WORK INSTRUCTIONS: Every entry that follows needs to be repeated exactly.

RAW DATA:
<<<<

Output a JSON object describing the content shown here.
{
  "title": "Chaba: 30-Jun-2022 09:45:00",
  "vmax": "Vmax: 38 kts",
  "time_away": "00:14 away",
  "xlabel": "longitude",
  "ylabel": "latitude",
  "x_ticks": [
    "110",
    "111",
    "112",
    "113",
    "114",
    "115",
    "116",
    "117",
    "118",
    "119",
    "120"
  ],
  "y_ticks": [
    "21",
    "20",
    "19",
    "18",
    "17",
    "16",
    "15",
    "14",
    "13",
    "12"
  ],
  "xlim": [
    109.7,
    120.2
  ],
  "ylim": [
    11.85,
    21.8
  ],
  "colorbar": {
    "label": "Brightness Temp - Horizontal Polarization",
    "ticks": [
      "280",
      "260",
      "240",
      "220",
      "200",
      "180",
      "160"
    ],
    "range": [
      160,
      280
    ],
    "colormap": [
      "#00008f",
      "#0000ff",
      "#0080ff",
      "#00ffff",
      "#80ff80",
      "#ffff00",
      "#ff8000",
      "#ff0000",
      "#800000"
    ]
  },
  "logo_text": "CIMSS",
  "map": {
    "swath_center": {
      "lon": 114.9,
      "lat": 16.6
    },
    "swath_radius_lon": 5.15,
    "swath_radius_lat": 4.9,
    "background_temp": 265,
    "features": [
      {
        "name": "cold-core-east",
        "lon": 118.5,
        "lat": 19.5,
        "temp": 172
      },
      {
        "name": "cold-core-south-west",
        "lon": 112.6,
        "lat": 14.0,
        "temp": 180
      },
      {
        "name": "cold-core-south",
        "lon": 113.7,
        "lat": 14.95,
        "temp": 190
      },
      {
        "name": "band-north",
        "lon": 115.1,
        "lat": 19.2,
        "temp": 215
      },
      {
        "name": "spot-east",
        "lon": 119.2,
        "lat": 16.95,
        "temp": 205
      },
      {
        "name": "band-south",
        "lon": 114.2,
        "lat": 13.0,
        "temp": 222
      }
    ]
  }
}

>>>>

WRITTEN RESPONSE:
Output a JSON object describing the content shown here.
{
  "title": "Chaba: 30-Jun-2022 09:45:00",
  "vmax": "Vmax: 38 kts",
  "time_away": "00:14 away",
  "xlabel": "longitude",
  "ylabel": "latitude",
  "x_ticks": [
    "110",
    "111",
    "112",
    "113",
    "114",
    "115",
    "116",
    "117",
    "118",
    "119",
    "120"
  ],
  "y_ticks": [
    "21",
    "20",
    "19",
    "18",
    "17",
    "16",
    "15",
    "14",
    "13",
    "12"
  ],
  "xlim": [
    109.7,
    120.2
  ],
  "ylim": [
    11.85,
    21.8
  ],
  "colorbar": {
    "label": "Brightness Temp - Horizontal Polarization",
    "ticks": [
      "280",
      "260",
      "240",
      "220",
      "200",
      "180",
      "160"
    ],
    "range": [
      160,
      280
    ],
    "colormap": [
      "#00008f",
      "#0000ff",
      "#0080ff",
      "#00ffff",
      "#80ff80",
      "#ffff00",
      "#ff8000",
      "#ff0000",
      "#800000"
    ]
  },
  "logo_text": "CIMSS",
  "map": {
    "swath_center": {
      "lon": 114.9,
      "lat": 16.6
    },
    "swath_radius_lon": 5.15,
    "swath_radius_lat": 4.9,
    "background_temp": 265,
    "features": [
      {
        "name": "cold-core-east",
        "lon": 118.5,
        "lat": 19.5,
        "temp": 172
      },
      {
        "name": "cold-core-south-west",
        "lon": 112.6,
        "lat": 14.0,
        "temp": 180
      },
      {
        "name": "cold-core-south",
        "lon": 113.7,
        "lat": 14.95,
        "temp": 190
      },
      {
        "name": "band-north",
        "lon": 115.1,
        "lat": 19.2,
        "temp": 215
      },
      {
        "name": "spot-east",
        "lon": 119.2,
        "lat": 16.95,
        "temp": 205
      },
      {
        "name": "band-south",
        "lon": 114.2,
        "lat": 13.0,
        "temp": 222
      }
    ]
  }
}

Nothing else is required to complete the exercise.